------ DATA TO PROCESS ------

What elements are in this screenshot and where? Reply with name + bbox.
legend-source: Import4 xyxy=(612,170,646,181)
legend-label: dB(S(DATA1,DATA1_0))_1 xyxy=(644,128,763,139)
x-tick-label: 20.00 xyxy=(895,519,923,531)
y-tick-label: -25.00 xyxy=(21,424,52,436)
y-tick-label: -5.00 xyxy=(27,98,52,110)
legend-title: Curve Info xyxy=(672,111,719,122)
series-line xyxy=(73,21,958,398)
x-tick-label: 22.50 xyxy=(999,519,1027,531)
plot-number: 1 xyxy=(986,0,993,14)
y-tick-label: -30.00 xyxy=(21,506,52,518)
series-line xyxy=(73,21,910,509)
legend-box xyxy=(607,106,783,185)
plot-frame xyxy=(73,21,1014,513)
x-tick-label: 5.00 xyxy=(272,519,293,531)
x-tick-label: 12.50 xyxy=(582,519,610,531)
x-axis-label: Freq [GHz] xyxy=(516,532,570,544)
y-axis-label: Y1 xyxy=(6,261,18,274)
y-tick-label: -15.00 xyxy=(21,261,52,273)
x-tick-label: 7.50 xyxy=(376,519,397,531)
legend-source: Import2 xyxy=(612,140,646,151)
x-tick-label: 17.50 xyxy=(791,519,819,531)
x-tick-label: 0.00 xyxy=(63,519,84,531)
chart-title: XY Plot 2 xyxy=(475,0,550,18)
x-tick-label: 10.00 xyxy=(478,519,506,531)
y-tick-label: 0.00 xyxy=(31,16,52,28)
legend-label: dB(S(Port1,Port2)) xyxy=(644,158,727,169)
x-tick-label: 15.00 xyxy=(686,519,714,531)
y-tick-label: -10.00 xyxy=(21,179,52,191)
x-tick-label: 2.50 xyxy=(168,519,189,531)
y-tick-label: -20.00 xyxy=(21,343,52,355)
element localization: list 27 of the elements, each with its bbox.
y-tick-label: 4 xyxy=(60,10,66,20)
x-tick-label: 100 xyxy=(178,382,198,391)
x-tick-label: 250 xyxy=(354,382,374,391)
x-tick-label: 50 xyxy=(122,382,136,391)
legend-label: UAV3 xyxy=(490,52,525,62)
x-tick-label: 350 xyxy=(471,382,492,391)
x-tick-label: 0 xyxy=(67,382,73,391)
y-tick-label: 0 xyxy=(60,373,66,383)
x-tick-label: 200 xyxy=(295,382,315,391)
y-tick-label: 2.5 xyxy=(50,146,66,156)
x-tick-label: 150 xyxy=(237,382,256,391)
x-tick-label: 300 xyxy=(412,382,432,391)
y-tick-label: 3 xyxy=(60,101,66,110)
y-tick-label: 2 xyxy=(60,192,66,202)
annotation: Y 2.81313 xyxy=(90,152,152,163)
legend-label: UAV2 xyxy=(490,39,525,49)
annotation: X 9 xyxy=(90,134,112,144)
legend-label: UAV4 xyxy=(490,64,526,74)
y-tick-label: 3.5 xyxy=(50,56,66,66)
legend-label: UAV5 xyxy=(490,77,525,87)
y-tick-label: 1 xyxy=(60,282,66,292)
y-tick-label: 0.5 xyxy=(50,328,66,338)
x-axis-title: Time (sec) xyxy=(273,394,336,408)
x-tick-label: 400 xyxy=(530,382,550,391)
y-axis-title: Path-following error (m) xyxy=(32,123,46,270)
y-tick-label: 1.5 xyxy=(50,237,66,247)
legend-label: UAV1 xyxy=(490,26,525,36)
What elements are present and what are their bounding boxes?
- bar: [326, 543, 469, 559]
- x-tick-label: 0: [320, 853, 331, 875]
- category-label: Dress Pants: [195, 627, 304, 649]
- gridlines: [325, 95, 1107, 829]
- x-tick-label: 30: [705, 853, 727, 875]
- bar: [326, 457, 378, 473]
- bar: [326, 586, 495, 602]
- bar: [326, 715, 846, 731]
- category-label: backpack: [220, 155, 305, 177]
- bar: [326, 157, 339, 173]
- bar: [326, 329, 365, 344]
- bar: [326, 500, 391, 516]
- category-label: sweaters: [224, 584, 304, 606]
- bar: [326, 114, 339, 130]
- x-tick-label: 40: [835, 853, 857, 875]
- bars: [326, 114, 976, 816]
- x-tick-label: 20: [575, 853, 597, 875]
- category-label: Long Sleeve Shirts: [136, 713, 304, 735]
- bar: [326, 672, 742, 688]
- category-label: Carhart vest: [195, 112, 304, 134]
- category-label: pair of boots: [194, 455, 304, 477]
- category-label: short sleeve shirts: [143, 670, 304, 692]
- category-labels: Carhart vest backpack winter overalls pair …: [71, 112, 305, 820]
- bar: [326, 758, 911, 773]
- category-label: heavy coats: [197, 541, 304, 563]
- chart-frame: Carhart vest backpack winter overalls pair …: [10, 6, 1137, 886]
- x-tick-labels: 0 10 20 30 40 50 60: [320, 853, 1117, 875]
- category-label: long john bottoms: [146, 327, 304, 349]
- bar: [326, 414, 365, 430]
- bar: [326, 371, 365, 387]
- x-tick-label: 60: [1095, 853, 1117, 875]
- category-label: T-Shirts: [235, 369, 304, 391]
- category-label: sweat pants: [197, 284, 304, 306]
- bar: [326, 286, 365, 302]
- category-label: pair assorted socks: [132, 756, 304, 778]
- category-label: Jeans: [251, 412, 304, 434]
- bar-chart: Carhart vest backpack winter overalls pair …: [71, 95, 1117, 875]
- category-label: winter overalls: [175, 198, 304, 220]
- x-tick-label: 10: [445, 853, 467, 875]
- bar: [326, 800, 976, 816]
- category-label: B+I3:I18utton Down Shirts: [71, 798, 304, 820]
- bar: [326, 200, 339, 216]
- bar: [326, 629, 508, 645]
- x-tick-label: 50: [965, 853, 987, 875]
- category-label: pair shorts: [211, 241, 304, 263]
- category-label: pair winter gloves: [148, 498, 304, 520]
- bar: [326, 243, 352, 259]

------

**GIVEN INSTRUCTION**
Write out every line of the material as a numbered list, leaving out any blank lines.

**SOLUTION TO THIS TASK**
1. What elements are in this screenshot and where? Reply with name + bbox.
2. legend-source: Import4 xyxy=(612,170,646,181)
3. legend-label: dB(S(DATA1,DATA1_0))_1 xyxy=(644,128,763,139)
4. x-tick-label: 20.00 xyxy=(895,519,923,531)
5. y-tick-label: -25.00 xyxy=(21,424,52,436)
6. y-tick-label: -5.00 xyxy=(27,98,52,110)
7. legend-title: Curve Info xyxy=(672,111,719,122)
8. series-line xyxy=(73,21,958,398)
9. x-tick-label: 22.50 xyxy=(999,519,1027,531)
10. plot-number: 1 xyxy=(986,0,993,14)
11. y-tick-label: -30.00 xyxy=(21,506,52,518)
12. series-line xyxy=(73,21,910,509)
13. legend-box xyxy=(607,106,783,185)
14. plot-frame xyxy=(73,21,1014,513)
15. x-tick-label: 5.00 xyxy=(272,519,293,531)
16. x-tick-label: 12.50 xyxy=(582,519,610,531)
17. x-axis-label: Freq [GHz] xyxy=(516,532,570,544)
18. y-axis-label: Y1 xyxy=(6,261,18,274)
19. y-tick-label: -15.00 xyxy=(21,261,52,273)
20. x-tick-label: 7.50 xyxy=(376,519,397,531)
21. legend-source: Import2 xyxy=(612,140,646,151)
22. x-tick-label: 17.50 xyxy=(791,519,819,531)
23. x-tick-label: 0.00 xyxy=(63,519,84,531)
24. chart-title: XY Plot 2 xyxy=(475,0,550,18)
25. x-tick-label: 10.00 xyxy=(478,519,506,531)
26. y-tick-label: 0.00 xyxy=(31,16,52,28)
27. legend-label: dB(S(Port1,Port2)) xyxy=(644,158,727,169)
28. x-tick-label: 15.00 xyxy=(686,519,714,531)
29. y-tick-label: -10.00 xyxy=(21,179,52,191)
30. x-tick-label: 2.50 xyxy=(168,519,189,531)
31. y-tick-label: -20.00 xyxy=(21,343,52,355)
32. element localization: list 27 of the elements, each with its bbox.
33. y-tick-label: 4 xyxy=(60,10,66,20)
34. x-tick-label: 100 xyxy=(178,382,198,391)
35. x-tick-label: 250 xyxy=(354,382,374,391)
36. x-tick-label: 50 xyxy=(122,382,136,391)
37. legend-label: UAV3 xyxy=(490,52,525,62)
38. x-tick-label: 350 xyxy=(471,382,492,391)
39. x-tick-label: 0 xyxy=(67,382,73,391)
40. y-tick-label: 0 xyxy=(60,373,66,383)
41. x-tick-label: 200 xyxy=(295,382,315,391)
42. y-tick-label: 2.5 xyxy=(50,146,66,156)
43. x-tick-label: 150 xyxy=(237,382,256,391)
44. x-tick-label: 300 xyxy=(412,382,432,391)
45. y-tick-label: 3 xyxy=(60,101,66,110)
46. y-tick-label: 2 xyxy=(60,192,66,202)
47. annotation: Y 2.81313 xyxy=(90,152,152,163)
48. legend-label: UAV2 xyxy=(490,39,525,49)
49. annotation: X 9 xyxy=(90,134,112,144)
50. legend-label: UAV4 xyxy=(490,64,526,74)
51. y-tick-label: 3.5 xyxy=(50,56,66,66)
52. legend-label: UAV5 xyxy=(490,77,525,87)
53. y-tick-label: 1 xyxy=(60,282,66,292)
54. y-tick-label: 0.5 xyxy=(50,328,66,338)
55. x-axis-title: Time (sec) xyxy=(273,394,336,408)
56. x-tick-label: 400 xyxy=(530,382,550,391)
57. y-axis-title: Path-following error (m) xyxy=(32,123,46,270)
58. y-tick-label: 1.5 xyxy=(50,237,66,247)
59. legend-label: UAV1 xyxy=(490,26,525,36)
60. What elements are present and what are their bounding boxes?
61. - bar: [326, 543, 469, 559]
62. - x-tick-label: 0: [320, 853, 331, 875]
63. - category-label: Dress Pants: [195, 627, 304, 649]
64. - gridlines: [325, 95, 1107, 829]
65. - x-tick-label: 30: [705, 853, 727, 875]
66. - bar: [326, 457, 378, 473]
67. - bar: [326, 586, 495, 602]
68. - bar: [326, 715, 846, 731]
69. - category-label: backpack: [220, 155, 305, 177]
70. - bar: [326, 157, 339, 173]
71. - bar: [326, 329, 365, 344]
72. - bar: [326, 500, 391, 516]
73. - category-label: sweaters: [224, 584, 304, 606]
74. - bar: [326, 114, 339, 130]
75. - x-tick-label: 40: [835, 853, 857, 875]
76. - bars: [326, 114, 976, 816]
77. - x-tick-label: 20: [575, 853, 597, 875]
78. - category-label: Long Sleeve Shirts: [136, 713, 304, 735]
79. - bar: [326, 672, 742, 688]
80. - category-label: Carhart vest: [195, 112, 304, 134]
81. - category-label: pair of boots: [194, 455, 304, 477]
82. - category-label: short sleeve shirts: [143, 670, 304, 692]
83. - category-labels: Carhart vest backpack winter overalls pair …: [71, 112, 305, 820]
84. - bar: [326, 758, 911, 773]
85. - category-label: heavy coats: [197, 541, 304, 563]
86. - chart-frame: Carhart vest backpack winter overalls pair …: [10, 6, 1137, 886]
87. - x-tick-labels: 0 10 20 30 40 50 60: [320, 853, 1117, 875]
88. - category-label: long john bottoms: [146, 327, 304, 349]
89. - bar: [326, 414, 365, 430]
90. - bar: [326, 371, 365, 387]
91. - x-tick-label: 60: [1095, 853, 1117, 875]
92. - category-label: T-Shirts: [235, 369, 304, 391]
93. - category-label: sweat pants: [197, 284, 304, 306]
94. - bar: [326, 286, 365, 302]
95. - category-label: pair assorted socks: [132, 756, 304, 778]
96. - category-label: Jeans: [251, 412, 304, 434]
97. - bar-chart: Carhart vest backpack winter overalls pair …: [71, 95, 1117, 875]
98. - category-label: winter overalls: [175, 198, 304, 220]
99. - x-tick-label: 10: [445, 853, 467, 875]
100. - bar: [326, 800, 976, 816]
101. - category-label: B+I3:I18utton Down Shirts: [71, 798, 304, 820]
102. - bar: [326, 200, 339, 216]
103. - bar: [326, 629, 508, 645]
104. - x-tick-label: 50: [965, 853, 987, 875]
105. - category-label: pair shorts: [211, 241, 304, 263]
106. - category-label: pair winter gloves: [148, 498, 304, 520]
107. - bar: [326, 243, 352, 259]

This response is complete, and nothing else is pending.